## [EXERCISE]
Each record below should be output verbatim, without pictures.

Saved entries
- - - -

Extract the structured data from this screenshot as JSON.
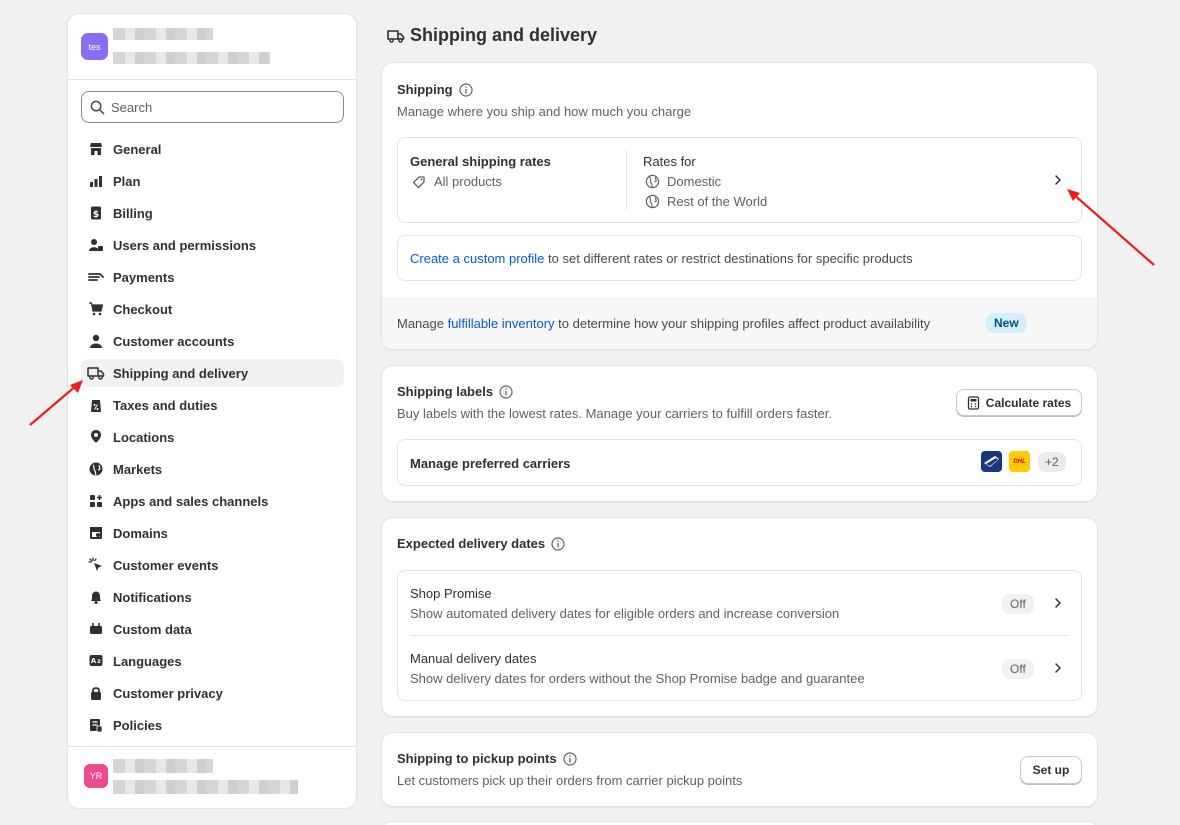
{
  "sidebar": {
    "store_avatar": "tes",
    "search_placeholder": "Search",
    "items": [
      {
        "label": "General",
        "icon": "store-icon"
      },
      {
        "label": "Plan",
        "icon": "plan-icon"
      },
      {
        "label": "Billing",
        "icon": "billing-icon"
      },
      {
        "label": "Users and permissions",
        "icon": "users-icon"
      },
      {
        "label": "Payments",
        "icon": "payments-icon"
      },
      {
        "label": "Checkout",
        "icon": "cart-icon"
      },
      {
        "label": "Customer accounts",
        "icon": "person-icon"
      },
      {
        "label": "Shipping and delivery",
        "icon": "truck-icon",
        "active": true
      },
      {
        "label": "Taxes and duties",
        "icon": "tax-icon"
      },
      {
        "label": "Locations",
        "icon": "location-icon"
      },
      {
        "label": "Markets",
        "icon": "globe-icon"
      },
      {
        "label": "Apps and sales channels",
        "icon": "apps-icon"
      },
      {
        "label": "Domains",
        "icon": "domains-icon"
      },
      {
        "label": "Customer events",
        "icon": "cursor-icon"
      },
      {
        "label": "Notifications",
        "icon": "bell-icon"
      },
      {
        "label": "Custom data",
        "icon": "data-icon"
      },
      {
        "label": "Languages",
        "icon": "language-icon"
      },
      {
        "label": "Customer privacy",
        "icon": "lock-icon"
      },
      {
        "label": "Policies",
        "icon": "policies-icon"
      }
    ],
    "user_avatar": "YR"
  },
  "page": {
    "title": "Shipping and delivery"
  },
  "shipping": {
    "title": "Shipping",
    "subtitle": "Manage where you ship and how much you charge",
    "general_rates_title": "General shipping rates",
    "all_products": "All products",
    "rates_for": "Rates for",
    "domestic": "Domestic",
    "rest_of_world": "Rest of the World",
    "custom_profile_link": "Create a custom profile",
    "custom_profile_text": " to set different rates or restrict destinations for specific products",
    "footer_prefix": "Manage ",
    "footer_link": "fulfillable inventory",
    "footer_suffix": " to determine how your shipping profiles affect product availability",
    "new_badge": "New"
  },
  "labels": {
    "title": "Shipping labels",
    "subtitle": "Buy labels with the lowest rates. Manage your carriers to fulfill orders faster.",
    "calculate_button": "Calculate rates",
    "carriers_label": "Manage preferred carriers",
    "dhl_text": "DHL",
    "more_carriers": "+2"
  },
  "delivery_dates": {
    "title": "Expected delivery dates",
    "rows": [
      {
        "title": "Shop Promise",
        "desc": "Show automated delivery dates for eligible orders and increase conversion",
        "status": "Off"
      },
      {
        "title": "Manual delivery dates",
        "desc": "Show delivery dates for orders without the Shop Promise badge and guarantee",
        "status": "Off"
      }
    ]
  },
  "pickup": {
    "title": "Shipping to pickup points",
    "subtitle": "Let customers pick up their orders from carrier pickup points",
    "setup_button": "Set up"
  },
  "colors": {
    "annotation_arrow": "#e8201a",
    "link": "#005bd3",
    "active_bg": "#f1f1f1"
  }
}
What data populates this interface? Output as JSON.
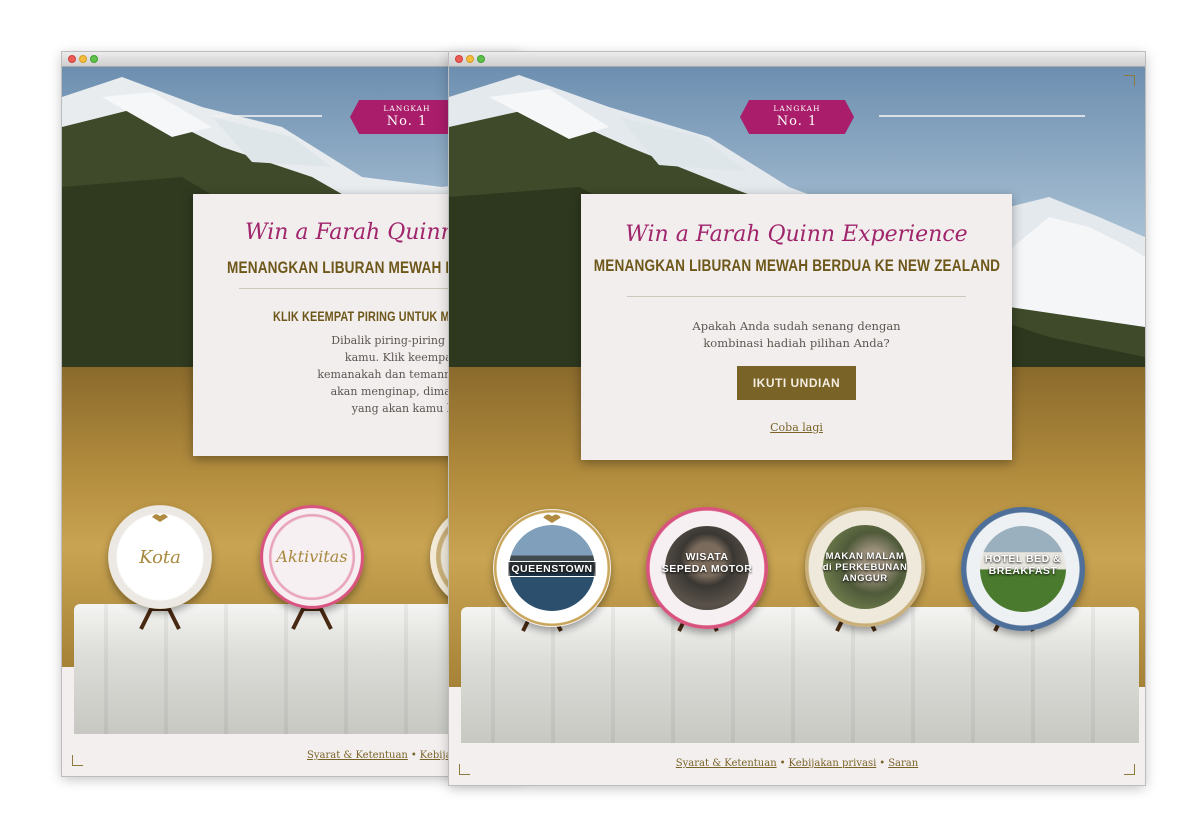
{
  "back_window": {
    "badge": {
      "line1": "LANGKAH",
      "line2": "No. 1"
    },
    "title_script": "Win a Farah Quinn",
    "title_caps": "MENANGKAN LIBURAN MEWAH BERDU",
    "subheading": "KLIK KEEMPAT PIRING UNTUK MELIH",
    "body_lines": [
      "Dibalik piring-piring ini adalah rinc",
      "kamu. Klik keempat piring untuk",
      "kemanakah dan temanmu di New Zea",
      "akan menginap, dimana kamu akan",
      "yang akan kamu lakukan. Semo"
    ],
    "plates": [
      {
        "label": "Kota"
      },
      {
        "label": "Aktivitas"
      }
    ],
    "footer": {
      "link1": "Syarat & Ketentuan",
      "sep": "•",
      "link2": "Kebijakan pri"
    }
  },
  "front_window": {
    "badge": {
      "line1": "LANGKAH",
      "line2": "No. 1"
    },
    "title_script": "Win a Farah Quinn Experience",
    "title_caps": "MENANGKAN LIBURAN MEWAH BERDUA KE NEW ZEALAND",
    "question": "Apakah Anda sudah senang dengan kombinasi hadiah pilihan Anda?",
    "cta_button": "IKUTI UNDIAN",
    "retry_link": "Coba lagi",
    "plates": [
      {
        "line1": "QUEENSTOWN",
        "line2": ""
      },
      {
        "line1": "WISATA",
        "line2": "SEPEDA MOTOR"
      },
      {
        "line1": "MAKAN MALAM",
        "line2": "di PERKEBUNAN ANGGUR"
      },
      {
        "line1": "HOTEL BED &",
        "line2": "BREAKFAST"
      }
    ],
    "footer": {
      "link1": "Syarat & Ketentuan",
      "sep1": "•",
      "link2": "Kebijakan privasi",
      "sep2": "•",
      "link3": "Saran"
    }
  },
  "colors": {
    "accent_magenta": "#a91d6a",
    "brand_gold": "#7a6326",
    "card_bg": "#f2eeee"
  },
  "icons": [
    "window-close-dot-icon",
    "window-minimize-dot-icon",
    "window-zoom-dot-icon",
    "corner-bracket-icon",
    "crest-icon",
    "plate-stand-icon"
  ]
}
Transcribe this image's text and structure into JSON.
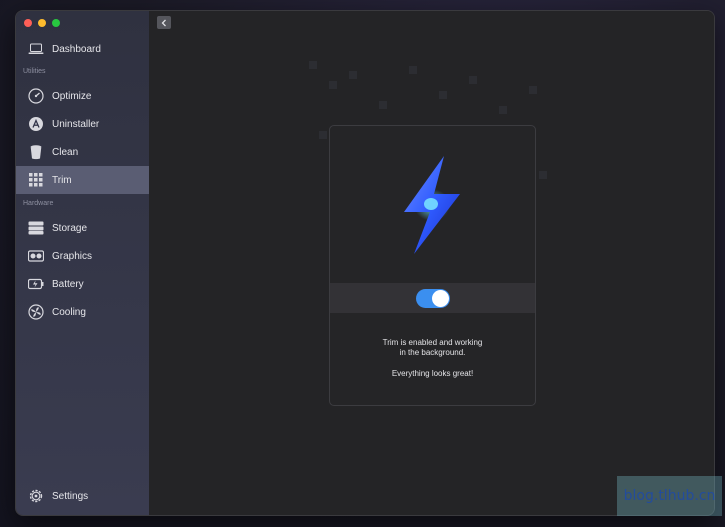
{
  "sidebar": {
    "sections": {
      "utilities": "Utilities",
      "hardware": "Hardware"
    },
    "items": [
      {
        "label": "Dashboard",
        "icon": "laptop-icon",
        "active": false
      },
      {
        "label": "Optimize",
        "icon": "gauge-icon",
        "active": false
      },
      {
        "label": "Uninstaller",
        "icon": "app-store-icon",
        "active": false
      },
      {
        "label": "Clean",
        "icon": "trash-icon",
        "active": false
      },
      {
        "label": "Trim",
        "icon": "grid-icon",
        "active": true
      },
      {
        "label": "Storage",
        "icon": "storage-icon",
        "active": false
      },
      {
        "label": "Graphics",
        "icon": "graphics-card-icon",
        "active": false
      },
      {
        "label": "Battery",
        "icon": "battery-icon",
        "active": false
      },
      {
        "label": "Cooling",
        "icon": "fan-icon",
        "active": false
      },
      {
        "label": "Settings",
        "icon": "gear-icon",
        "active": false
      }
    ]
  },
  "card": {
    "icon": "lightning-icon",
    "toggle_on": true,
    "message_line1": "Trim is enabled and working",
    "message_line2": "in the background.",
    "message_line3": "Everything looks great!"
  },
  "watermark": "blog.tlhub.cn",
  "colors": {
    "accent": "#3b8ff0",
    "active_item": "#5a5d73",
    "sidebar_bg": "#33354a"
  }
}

- - - -

## [TASK SOLUTION]
Extract the structured data from this screenshot as JSON.
{
  "sidebar": {
    "store_avatar": "tes",
    "search_placeholder": "Search",
    "items": [
      {
        "label": "General",
        "icon": "store-icon"
      },
      {
        "label": "Plan",
        "icon": "plan-icon"
      },
      {
        "label": "Billing",
        "icon": "billing-icon"
      },
      {
        "label": "Users and permissions",
        "icon": "users-icon"
      },
      {
        "label": "Payments",
        "icon": "payments-icon"
      },
      {
        "label": "Checkout",
        "icon": "cart-icon"
      },
      {
        "label": "Customer accounts",
        "icon": "person-icon"
      },
      {
        "label": "Shipping and delivery",
        "icon": "truck-icon",
        "active": true
      },
      {
        "label": "Taxes and duties",
        "icon": "tax-icon"
      },
      {
        "label": "Locations",
        "icon": "location-icon"
      },
      {
        "label": "Markets",
        "icon": "globe-icon"
      },
      {
        "label": "Apps and sales channels",
        "icon": "apps-icon"
      },
      {
        "label": "Domains",
        "icon": "domains-icon"
      },
      {
        "label": "Customer events",
        "icon": "cursor-icon"
      },
      {
        "label": "Notifications",
        "icon": "bell-icon"
      },
      {
        "label": "Custom data",
        "icon": "data-icon"
      },
      {
        "label": "Languages",
        "icon": "language-icon"
      },
      {
        "label": "Customer privacy",
        "icon": "lock-icon"
      },
      {
        "label": "Policies",
        "icon": "policies-icon"
      }
    ],
    "user_avatar": "YR"
  },
  "page": {
    "title": "Shipping and delivery"
  },
  "shipping": {
    "title": "Shipping",
    "subtitle": "Manage where you ship and how much you charge",
    "general_rates_title": "General shipping rates",
    "all_products": "All products",
    "rates_for": "Rates for",
    "domestic": "Domestic",
    "rest_of_world": "Rest of the World",
    "custom_profile_link": "Create a custom profile",
    "custom_profile_text": " to set different rates or restrict destinations for specific products",
    "footer_prefix": "Manage ",
    "footer_link": "fulfillable inventory",
    "footer_suffix": " to determine how your shipping profiles affect product availability",
    "new_badge": "New"
  },
  "labels": {
    "title": "Shipping labels",
    "subtitle": "Buy labels with the lowest rates. Manage your carriers to fulfill orders faster.",
    "calculate_button": "Calculate rates",
    "carriers_label": "Manage preferred carriers",
    "dhl_text": "DHL",
    "more_carriers": "+2"
  },
  "delivery_dates": {
    "title": "Expected delivery dates",
    "rows": [
      {
        "title": "Shop Promise",
        "desc": "Show automated delivery dates for eligible orders and increase conversion",
        "status": "Off"
      },
      {
        "title": "Manual delivery dates",
        "desc": "Show delivery dates for orders without the Shop Promise badge and guarantee",
        "status": "Off"
      }
    ]
  },
  "pickup": {
    "title": "Shipping to pickup points",
    "subtitle": "Let customers pick up their orders from carrier pickup points",
    "setup_button": "Set up"
  },
  "colors": {
    "annotation_arrow": "#e8201a",
    "link": "#005bd3",
    "active_bg": "#f1f1f1"
  }
}
What data populates this interface? Output as JSON.
{
  "back_window": {
    "badge": {
      "line1": "LANGKAH",
      "line2": "No. 1"
    },
    "title_script": "Win a Farah Quinn",
    "title_caps": "MENANGKAN LIBURAN MEWAH BERDU",
    "subheading": "KLIK KEEMPAT PIRING UNTUK MELIH",
    "body_lines": [
      "Dibalik piring-piring ini adalah rinc",
      "kamu. Klik keempat piring untuk",
      "kemanakah dan temanmu di New Zea",
      "akan menginap, dimana kamu akan",
      "yang akan kamu lakukan. Semo"
    ],
    "plates": [
      {
        "label": "Kota"
      },
      {
        "label": "Aktivitas"
      }
    ],
    "footer": {
      "link1": "Syarat & Ketentuan",
      "sep": "•",
      "link2": "Kebijakan pri"
    }
  },
  "front_window": {
    "badge": {
      "line1": "LANGKAH",
      "line2": "No. 1"
    },
    "title_script": "Win a Farah Quinn Experience",
    "title_caps": "MENANGKAN LIBURAN MEWAH BERDUA KE NEW ZEALAND",
    "question": "Apakah Anda sudah senang dengan kombinasi hadiah pilihan Anda?",
    "cta_button": "IKUTI UNDIAN",
    "retry_link": "Coba lagi",
    "plates": [
      {
        "line1": "QUEENSTOWN",
        "line2": ""
      },
      {
        "line1": "WISATA",
        "line2": "SEPEDA MOTOR"
      },
      {
        "line1": "MAKAN MALAM",
        "line2": "di PERKEBUNAN ANGGUR"
      },
      {
        "line1": "HOTEL BED &",
        "line2": "BREAKFAST"
      }
    ],
    "footer": {
      "link1": "Syarat & Ketentuan",
      "sep1": "•",
      "link2": "Kebijakan privasi",
      "sep2": "•",
      "link3": "Saran"
    }
  },
  "colors": {
    "accent_magenta": "#a91d6a",
    "brand_gold": "#7a6326",
    "card_bg": "#f2eeee"
  },
  "icons": [
    "window-close-dot-icon",
    "window-minimize-dot-icon",
    "window-zoom-dot-icon",
    "corner-bracket-icon",
    "crest-icon",
    "plate-stand-icon"
  ]
}
Transcribe this image's text and structure into JSON.
{
  "sidebar": {
    "sections": {
      "utilities": "Utilities",
      "hardware": "Hardware"
    },
    "items": [
      {
        "label": "Dashboard",
        "icon": "laptop-icon",
        "active": false
      },
      {
        "label": "Optimize",
        "icon": "gauge-icon",
        "active": false
      },
      {
        "label": "Uninstaller",
        "icon": "app-store-icon",
        "active": false
      },
      {
        "label": "Clean",
        "icon": "trash-icon",
        "active": false
      },
      {
        "label": "Trim",
        "icon": "grid-icon",
        "active": true
      },
      {
        "label": "Storage",
        "icon": "storage-icon",
        "active": false
      },
      {
        "label": "Graphics",
        "icon": "graphics-card-icon",
        "active": false
      },
      {
        "label": "Battery",
        "icon": "battery-icon",
        "active": false
      },
      {
        "label": "Cooling",
        "icon": "fan-icon",
        "active": false
      },
      {
        "label": "Settings",
        "icon": "gear-icon",
        "active": false
      }
    ]
  },
  "card": {
    "icon": "lightning-icon",
    "toggle_on": true,
    "message_line1": "Trim is enabled and working",
    "message_line2": "in the background.",
    "message_line3": "Everything looks great!"
  },
  "watermark": "blog.tlhub.cn",
  "colors": {
    "accent": "#3b8ff0",
    "active_item": "#5a5d73",
    "sidebar_bg": "#33354a"
  }
}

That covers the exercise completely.